#### What this task involves:
Pull out every line below that holds the word "CHANGE".

#### Provided data:
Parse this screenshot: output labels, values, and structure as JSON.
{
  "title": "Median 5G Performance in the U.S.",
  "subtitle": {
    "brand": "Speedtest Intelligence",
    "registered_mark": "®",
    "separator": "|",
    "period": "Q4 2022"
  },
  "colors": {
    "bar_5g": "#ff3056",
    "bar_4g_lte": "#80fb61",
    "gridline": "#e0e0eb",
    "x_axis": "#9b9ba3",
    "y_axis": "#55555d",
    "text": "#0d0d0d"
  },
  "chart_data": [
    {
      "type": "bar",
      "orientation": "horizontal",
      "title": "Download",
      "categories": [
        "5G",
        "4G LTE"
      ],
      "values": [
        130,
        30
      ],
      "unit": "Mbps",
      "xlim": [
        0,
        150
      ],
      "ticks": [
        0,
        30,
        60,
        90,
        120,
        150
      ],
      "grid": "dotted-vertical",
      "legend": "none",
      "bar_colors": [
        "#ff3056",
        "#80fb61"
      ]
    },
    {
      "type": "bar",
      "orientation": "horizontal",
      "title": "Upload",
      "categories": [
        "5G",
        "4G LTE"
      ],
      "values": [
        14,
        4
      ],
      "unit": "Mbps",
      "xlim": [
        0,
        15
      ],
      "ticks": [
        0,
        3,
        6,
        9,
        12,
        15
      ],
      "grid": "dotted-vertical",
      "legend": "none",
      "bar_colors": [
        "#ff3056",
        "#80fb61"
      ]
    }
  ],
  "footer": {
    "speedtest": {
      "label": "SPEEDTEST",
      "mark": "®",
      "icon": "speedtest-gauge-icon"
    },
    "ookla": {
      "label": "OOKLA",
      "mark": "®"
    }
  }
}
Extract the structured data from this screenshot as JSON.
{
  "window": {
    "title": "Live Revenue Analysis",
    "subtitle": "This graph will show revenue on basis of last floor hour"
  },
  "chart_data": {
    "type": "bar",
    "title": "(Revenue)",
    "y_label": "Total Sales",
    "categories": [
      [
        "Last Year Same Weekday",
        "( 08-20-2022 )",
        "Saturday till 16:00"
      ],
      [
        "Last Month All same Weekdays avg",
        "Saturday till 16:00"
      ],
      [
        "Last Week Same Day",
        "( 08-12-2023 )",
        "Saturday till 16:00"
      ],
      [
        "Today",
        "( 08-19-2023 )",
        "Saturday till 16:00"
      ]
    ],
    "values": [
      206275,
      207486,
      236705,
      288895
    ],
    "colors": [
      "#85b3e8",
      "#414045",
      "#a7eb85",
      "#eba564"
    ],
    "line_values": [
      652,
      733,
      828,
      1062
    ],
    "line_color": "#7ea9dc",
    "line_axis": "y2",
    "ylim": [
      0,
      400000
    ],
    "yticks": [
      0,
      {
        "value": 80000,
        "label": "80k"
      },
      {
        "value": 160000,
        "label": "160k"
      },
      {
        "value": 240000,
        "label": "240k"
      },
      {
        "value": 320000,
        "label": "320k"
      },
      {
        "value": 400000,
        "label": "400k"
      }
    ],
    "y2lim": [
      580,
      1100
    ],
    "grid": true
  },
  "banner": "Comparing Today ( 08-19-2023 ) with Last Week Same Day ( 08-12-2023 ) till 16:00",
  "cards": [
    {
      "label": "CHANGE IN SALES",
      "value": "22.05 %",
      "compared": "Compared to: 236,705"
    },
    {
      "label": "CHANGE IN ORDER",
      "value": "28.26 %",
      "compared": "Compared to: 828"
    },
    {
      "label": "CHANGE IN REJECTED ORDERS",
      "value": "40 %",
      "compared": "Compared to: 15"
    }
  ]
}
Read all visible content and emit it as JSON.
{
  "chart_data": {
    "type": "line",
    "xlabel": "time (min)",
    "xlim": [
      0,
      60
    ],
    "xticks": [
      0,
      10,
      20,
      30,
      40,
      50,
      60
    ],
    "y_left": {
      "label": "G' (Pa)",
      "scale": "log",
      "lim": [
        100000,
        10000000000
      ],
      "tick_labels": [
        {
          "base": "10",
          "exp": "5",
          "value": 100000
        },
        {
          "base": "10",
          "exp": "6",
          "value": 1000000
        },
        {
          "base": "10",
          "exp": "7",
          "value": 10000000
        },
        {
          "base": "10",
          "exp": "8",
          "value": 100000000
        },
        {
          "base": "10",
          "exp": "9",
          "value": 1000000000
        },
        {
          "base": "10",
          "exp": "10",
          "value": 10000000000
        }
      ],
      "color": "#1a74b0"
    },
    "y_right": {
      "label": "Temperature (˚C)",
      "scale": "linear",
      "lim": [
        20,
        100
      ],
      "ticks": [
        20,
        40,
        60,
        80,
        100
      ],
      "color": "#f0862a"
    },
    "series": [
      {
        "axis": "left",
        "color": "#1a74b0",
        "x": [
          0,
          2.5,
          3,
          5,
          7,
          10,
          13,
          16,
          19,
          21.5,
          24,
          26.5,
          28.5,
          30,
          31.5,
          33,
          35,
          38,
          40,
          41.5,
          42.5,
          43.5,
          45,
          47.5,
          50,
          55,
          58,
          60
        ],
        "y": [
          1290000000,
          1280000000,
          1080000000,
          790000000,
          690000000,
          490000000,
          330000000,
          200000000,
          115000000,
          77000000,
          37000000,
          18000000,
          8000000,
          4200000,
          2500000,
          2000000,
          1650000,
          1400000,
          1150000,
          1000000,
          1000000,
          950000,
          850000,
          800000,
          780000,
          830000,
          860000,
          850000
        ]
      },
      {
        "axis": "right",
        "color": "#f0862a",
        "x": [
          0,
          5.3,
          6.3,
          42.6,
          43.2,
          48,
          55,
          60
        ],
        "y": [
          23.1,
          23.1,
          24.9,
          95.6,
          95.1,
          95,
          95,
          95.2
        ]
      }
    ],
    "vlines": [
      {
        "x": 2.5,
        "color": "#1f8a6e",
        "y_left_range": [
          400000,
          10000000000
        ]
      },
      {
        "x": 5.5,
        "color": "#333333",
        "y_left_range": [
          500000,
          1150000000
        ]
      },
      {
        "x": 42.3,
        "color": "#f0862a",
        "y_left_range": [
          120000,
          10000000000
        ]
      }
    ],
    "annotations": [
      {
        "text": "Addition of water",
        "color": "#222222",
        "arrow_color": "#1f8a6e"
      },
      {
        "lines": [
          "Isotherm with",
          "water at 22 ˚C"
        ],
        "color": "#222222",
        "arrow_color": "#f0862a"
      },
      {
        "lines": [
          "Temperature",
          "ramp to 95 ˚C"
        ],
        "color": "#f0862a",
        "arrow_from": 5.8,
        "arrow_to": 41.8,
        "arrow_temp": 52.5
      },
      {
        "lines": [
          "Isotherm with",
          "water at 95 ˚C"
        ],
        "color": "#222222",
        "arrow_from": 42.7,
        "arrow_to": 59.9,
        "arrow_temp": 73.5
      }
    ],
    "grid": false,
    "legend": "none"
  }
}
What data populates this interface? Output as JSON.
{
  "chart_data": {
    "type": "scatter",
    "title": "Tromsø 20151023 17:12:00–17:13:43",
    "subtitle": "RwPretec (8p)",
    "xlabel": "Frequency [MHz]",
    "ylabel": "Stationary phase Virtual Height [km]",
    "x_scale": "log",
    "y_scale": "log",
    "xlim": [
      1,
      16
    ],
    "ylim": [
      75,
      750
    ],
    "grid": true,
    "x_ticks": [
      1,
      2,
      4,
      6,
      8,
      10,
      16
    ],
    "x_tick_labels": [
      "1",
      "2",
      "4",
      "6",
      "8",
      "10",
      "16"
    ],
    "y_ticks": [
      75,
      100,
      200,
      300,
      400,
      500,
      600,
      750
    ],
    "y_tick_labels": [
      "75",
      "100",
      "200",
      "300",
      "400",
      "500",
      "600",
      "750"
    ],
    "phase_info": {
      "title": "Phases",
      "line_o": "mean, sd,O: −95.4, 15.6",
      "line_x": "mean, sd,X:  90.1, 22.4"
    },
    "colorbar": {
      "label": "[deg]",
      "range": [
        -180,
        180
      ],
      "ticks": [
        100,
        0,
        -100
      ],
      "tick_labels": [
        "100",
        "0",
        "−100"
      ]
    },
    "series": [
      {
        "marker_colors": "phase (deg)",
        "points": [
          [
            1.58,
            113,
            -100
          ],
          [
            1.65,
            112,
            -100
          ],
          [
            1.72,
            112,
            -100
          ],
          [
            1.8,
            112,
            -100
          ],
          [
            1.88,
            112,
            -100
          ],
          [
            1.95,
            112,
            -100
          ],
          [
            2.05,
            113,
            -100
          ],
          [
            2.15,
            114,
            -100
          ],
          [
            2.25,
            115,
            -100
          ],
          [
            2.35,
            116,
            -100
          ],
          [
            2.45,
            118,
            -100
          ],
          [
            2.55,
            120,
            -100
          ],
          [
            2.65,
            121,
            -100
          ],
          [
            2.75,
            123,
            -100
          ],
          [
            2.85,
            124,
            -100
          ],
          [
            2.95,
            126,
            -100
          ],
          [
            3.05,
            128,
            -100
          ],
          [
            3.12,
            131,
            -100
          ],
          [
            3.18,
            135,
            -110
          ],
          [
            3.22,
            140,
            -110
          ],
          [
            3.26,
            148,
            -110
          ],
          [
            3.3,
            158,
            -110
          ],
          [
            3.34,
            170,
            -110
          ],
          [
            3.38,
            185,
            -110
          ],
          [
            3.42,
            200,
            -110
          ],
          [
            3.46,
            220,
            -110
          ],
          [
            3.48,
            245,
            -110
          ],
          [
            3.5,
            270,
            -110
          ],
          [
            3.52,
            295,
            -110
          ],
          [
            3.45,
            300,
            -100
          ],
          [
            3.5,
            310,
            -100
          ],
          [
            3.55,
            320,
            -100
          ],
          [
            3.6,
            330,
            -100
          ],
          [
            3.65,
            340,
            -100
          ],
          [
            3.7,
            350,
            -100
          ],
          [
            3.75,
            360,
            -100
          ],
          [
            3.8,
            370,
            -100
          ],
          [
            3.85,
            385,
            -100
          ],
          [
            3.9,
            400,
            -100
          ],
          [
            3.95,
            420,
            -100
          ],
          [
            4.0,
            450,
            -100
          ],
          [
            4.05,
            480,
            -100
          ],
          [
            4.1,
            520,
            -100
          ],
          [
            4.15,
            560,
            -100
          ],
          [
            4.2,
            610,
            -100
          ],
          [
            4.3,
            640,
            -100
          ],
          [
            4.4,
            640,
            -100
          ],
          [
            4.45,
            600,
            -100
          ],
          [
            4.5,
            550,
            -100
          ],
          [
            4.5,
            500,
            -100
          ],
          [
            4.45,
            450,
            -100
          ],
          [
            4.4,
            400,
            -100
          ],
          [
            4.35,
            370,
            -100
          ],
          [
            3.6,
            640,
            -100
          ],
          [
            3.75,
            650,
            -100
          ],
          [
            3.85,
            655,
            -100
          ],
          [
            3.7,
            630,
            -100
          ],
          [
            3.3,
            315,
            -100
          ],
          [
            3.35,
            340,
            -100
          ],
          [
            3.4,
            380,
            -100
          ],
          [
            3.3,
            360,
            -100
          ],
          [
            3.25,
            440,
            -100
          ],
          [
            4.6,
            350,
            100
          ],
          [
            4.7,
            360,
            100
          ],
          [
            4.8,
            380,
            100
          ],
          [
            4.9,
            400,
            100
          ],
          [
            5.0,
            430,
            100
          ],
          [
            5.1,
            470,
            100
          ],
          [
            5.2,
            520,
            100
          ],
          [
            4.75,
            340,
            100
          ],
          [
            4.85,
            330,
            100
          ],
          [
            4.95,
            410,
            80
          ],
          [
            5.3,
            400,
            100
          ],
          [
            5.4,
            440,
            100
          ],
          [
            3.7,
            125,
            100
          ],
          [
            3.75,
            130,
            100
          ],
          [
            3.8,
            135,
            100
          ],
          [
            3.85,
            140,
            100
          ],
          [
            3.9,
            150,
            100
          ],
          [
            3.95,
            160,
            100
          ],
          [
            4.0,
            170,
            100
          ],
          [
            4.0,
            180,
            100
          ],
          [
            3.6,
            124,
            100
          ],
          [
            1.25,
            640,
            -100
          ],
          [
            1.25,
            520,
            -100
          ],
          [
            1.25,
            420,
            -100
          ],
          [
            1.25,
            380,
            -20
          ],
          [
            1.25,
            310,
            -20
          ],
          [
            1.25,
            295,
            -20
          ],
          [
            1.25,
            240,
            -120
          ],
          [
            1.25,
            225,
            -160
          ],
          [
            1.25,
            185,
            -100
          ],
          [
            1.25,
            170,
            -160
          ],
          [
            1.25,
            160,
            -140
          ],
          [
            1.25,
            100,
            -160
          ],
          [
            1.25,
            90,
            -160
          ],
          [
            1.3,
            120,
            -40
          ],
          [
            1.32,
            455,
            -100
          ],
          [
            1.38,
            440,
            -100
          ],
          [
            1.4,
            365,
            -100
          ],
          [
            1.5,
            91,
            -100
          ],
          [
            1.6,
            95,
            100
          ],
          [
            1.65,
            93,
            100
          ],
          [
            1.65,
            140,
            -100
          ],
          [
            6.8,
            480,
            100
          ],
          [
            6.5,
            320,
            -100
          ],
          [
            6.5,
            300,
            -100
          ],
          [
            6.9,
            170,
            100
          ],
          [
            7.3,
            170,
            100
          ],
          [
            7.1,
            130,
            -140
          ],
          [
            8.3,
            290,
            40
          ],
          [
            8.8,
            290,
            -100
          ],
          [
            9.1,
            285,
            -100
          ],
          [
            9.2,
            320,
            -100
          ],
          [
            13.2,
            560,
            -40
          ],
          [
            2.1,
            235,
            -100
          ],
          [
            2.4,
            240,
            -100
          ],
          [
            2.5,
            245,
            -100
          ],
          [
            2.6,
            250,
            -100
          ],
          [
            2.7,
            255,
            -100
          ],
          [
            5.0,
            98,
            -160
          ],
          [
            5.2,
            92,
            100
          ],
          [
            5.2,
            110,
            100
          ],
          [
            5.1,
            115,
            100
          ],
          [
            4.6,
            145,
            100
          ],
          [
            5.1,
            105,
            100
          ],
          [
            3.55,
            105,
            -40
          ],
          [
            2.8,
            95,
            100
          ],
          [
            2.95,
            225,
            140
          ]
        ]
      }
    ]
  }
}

#### Exercise result:
      "label": "CHANGE IN SALES",
      "label": "CHANGE IN ORDER",
      "label": "CHANGE IN REJECTED ORDERS",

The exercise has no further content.